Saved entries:
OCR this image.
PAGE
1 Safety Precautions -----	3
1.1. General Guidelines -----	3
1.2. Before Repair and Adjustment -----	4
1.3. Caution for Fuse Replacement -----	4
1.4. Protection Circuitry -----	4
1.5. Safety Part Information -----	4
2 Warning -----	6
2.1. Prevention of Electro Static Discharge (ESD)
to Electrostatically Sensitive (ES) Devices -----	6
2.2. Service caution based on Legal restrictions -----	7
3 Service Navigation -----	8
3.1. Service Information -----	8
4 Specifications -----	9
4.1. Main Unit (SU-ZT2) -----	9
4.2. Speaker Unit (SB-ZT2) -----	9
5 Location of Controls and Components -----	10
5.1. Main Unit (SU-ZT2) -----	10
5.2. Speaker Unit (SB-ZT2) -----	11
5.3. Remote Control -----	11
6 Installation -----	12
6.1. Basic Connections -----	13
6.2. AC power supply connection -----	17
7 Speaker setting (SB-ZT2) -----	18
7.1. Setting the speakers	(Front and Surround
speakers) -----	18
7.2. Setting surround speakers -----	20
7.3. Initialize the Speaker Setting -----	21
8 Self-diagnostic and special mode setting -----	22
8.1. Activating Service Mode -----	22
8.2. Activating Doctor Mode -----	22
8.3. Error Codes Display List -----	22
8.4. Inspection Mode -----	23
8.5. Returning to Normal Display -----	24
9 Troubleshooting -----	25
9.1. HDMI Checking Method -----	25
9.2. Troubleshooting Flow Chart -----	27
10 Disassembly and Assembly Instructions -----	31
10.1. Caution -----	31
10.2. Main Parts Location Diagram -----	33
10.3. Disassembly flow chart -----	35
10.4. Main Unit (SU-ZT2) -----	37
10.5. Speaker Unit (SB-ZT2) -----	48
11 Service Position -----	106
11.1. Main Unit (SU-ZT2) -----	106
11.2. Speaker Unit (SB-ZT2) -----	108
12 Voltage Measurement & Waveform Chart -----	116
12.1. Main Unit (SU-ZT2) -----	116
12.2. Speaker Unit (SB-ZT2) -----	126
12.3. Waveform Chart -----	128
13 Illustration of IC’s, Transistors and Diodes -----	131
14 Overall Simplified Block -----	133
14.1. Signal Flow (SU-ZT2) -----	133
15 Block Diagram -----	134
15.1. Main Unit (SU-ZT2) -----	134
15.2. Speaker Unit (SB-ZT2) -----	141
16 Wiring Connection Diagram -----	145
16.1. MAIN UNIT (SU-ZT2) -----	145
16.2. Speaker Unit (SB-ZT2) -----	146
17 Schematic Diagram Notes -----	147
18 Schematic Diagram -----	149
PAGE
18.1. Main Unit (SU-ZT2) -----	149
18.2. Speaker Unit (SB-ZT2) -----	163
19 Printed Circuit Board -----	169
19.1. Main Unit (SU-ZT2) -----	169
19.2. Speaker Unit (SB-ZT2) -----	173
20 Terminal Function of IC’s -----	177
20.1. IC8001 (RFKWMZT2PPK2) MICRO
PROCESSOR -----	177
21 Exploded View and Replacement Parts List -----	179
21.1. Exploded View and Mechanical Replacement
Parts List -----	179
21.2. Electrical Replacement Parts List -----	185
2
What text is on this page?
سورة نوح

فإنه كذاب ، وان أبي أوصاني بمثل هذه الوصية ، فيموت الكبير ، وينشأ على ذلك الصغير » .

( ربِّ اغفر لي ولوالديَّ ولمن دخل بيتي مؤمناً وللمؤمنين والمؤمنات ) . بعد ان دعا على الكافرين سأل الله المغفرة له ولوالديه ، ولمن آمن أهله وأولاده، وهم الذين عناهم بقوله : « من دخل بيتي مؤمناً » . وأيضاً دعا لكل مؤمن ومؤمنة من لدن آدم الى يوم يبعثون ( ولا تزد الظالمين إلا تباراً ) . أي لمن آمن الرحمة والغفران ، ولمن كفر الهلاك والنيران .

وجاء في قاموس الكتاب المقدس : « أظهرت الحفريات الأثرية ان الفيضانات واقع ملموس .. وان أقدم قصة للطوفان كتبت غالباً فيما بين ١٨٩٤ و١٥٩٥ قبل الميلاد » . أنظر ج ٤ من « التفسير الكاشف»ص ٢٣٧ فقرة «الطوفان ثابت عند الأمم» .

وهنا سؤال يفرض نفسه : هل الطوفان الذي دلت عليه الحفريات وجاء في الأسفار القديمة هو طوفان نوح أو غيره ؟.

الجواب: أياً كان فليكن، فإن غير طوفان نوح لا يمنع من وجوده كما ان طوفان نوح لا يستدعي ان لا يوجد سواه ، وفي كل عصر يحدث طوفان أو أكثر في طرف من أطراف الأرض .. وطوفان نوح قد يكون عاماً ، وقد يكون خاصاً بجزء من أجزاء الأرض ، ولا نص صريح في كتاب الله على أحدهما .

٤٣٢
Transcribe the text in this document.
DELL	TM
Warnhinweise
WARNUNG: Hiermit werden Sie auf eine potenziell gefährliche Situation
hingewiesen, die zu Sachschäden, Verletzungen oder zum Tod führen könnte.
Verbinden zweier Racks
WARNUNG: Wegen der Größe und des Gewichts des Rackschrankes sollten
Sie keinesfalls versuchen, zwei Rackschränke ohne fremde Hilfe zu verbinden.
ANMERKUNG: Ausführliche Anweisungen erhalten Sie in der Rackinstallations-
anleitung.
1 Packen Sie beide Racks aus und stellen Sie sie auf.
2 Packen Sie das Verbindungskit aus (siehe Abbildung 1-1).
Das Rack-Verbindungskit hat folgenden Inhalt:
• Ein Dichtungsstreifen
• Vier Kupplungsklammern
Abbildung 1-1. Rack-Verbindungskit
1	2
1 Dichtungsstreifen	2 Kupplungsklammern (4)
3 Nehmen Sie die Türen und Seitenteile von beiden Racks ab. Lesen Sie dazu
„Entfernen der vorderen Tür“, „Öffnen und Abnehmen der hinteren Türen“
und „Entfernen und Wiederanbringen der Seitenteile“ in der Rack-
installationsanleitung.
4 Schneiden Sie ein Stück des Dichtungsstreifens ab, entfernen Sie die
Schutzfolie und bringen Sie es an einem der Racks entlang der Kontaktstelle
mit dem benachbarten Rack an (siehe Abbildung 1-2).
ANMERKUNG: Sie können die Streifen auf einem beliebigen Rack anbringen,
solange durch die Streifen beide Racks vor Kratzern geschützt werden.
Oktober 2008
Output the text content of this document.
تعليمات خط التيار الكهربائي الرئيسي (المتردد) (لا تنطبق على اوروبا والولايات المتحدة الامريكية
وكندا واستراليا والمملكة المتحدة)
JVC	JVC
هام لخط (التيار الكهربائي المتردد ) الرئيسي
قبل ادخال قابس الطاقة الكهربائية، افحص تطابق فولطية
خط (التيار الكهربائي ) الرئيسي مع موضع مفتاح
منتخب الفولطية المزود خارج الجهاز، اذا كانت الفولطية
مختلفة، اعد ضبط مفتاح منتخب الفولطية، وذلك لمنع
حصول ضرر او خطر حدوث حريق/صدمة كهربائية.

* [Job]
Without changing a word, restate the whole listing.

* [Task solution]
OCR this image.
PAGE
1 Safety Precautions -----	3
1.1. General Guidelines -----	3
1.2. Before Repair and Adjustment -----	4
1.3. Caution for Fuse Replacement -----	4
1.4. Protection Circuitry -----	4
1.5. Safety Part Information -----	4
2 Warning -----	6
2.1. Prevention of Electro Static Discharge (ESD)
to Electrostatically Sensitive (ES) Devices -----	6
2.2. Service caution based on Legal restrictions -----	7
3 Service Navigation -----	8
3.1. Service Information -----	8
4 Specifications -----	9
4.1. Main Unit (SU-ZT2) -----	9
4.2. Speaker Unit (SB-ZT2) -----	9
5 Location of Controls and Components -----	10
5.1. Main Unit (SU-ZT2) -----	10
5.2. Speaker Unit (SB-ZT2) -----	11
5.3. Remote Control -----	11
6 Installation -----	12
6.1. Basic Connections -----	13
6.2. AC power supply connection -----	17
7 Speaker setting (SB-ZT2) -----	18
7.1. Setting the speakers	(Front and Surround
speakers) -----	18
7.2. Setting surround speakers -----	20
7.3. Initialize the Speaker Setting -----	21
8 Self-diagnostic and special mode setting -----	22
8.1. Activating Service Mode -----	22
8.2. Activating Doctor Mode -----	22
8.3. Error Codes Display List -----	22
8.4. Inspection Mode -----	23
8.5. Returning to Normal Display -----	24
9 Troubleshooting -----	25
9.1. HDMI Checking Method -----	25
9.2. Troubleshooting Flow Chart -----	27
10 Disassembly and Assembly Instructions -----	31
10.1. Caution -----	31
10.2. Main Parts Location Diagram -----	33
10.3. Disassembly flow chart -----	35
10.4. Main Unit (SU-ZT2) -----	37
10.5. Speaker Unit (SB-ZT2) -----	48
11 Service Position -----	106
11.1. Main Unit (SU-ZT2) -----	106
11.2. Speaker Unit (SB-ZT2) -----	108
12 Voltage Measurement & Waveform Chart -----	116
12.1. Main Unit (SU-ZT2) -----	116
12.2. Speaker Unit (SB-ZT2) -----	126
12.3. Waveform Chart -----	128
13 Illustration of IC’s, Transistors and Diodes -----	131
14 Overall Simplified Block -----	133
14.1. Signal Flow (SU-ZT2) -----	133
15 Block Diagram -----	134
15.1. Main Unit (SU-ZT2) -----	134
15.2. Speaker Unit (SB-ZT2) -----	141
16 Wiring Connection Diagram -----	145
16.1. MAIN UNIT (SU-ZT2) -----	145
16.2. Speaker Unit (SB-ZT2) -----	146
17 Schematic Diagram Notes -----	147
18 Schematic Diagram -----	149
PAGE
18.1. Main Unit (SU-ZT2) -----	149
18.2. Speaker Unit (SB-ZT2) -----	163
19 Printed Circuit Board -----	169
19.1. Main Unit (SU-ZT2) -----	169
19.2. Speaker Unit (SB-ZT2) -----	173
20 Terminal Function of IC’s -----	177
20.1. IC8001 (RFKWMZT2PPK2) MICRO
PROCESSOR -----	177
21 Exploded View and Replacement Parts List -----	179
21.1. Exploded View and Mechanical Replacement
Parts List -----	179
21.2. Electrical Replacement Parts List -----	185
2
What text is on this page?
سورة نوح

فإنه كذاب ، وان أبي أوصاني بمثل هذه الوصية ، فيموت الكبير ، وينشأ على ذلك الصغير » .

( ربِّ اغفر لي ولوالديَّ ولمن دخل بيتي مؤمناً وللمؤمنين والمؤمنات ) . بعد ان دعا على الكافرين سأل الله المغفرة له ولوالديه ، ولمن آمن أهله وأولاده، وهم الذين عناهم بقوله : « من دخل بيتي مؤمناً » . وأيضاً دعا لكل مؤمن ومؤمنة من لدن آدم الى يوم يبعثون ( ولا تزد الظالمين إلا تباراً ) . أي لمن آمن الرحمة والغفران ، ولمن كفر الهلاك والنيران .

وجاء في قاموس الكتاب المقدس : « أظهرت الحفريات الأثرية ان الفيضانات واقع ملموس .. وان أقدم قصة للطوفان كتبت غالباً فيما بين ١٨٩٤ و١٥٩٥ قبل الميلاد » . أنظر ج ٤ من « التفسير الكاشف»ص ٢٣٧ فقرة «الطوفان ثابت عند الأمم» .

وهنا سؤال يفرض نفسه : هل الطوفان الذي دلت عليه الحفريات وجاء في الأسفار القديمة هو طوفان نوح أو غيره ؟.

الجواب: أياً كان فليكن، فإن غير طوفان نوح لا يمنع من وجوده كما ان طوفان نوح لا يستدعي ان لا يوجد سواه ، وفي كل عصر يحدث طوفان أو أكثر في طرف من أطراف الأرض .. وطوفان نوح قد يكون عاماً ، وقد يكون خاصاً بجزء من أجزاء الأرض ، ولا نص صريح في كتاب الله على أحدهما .

٤٣٢
Transcribe the text in this document.
DELL	TM
Warnhinweise
WARNUNG: Hiermit werden Sie auf eine potenziell gefährliche Situation
hingewiesen, die zu Sachschäden, Verletzungen oder zum Tod führen könnte.
Verbinden zweier Racks
WARNUNG: Wegen der Größe und des Gewichts des Rackschrankes sollten
Sie keinesfalls versuchen, zwei Rackschränke ohne fremde Hilfe zu verbinden.
ANMERKUNG: Ausführliche Anweisungen erhalten Sie in der Rackinstallations-
anleitung.
1 Packen Sie beide Racks aus und stellen Sie sie auf.
2 Packen Sie das Verbindungskit aus (siehe Abbildung 1-1).
Das Rack-Verbindungskit hat folgenden Inhalt:
• Ein Dichtungsstreifen
• Vier Kupplungsklammern
Abbildung 1-1. Rack-Verbindungskit
1	2
1 Dichtungsstreifen	2 Kupplungsklammern (4)
3 Nehmen Sie die Türen und Seitenteile von beiden Racks ab. Lesen Sie dazu
„Entfernen der vorderen Tür“, „Öffnen und Abnehmen der hinteren Türen“
und „Entfernen und Wiederanbringen der Seitenteile“ in der Rack-
installationsanleitung.
4 Schneiden Sie ein Stück des Dichtungsstreifens ab, entfernen Sie die
Schutzfolie und bringen Sie es an einem der Racks entlang der Kontaktstelle
mit dem benachbarten Rack an (siehe Abbildung 1-2).
ANMERKUNG: Sie können die Streifen auf einem beliebigen Rack anbringen,
solange durch die Streifen beide Racks vor Kratzern geschützt werden.
Oktober 2008
Output the text content of this document.
تعليمات خط التيار الكهربائي الرئيسي (المتردد) (لا تنطبق على اوروبا والولايات المتحدة الامريكية
وكندا واستراليا والمملكة المتحدة)
JVC	JVC
هام لخط (التيار الكهربائي المتردد ) الرئيسي
قبل ادخال قابس الطاقة الكهربائية، افحص تطابق فولطية
خط (التيار الكهربائي ) الرئيسي مع موضع مفتاح
منتخب الفولطية المزود خارج الجهاز، اذا كانت الفولطية
مختلفة، اعد ضبط مفتاح منتخب الفولطية، وذلك لمنع
حصول ضرر او خطر حدوث حريق/صدمة كهربائية.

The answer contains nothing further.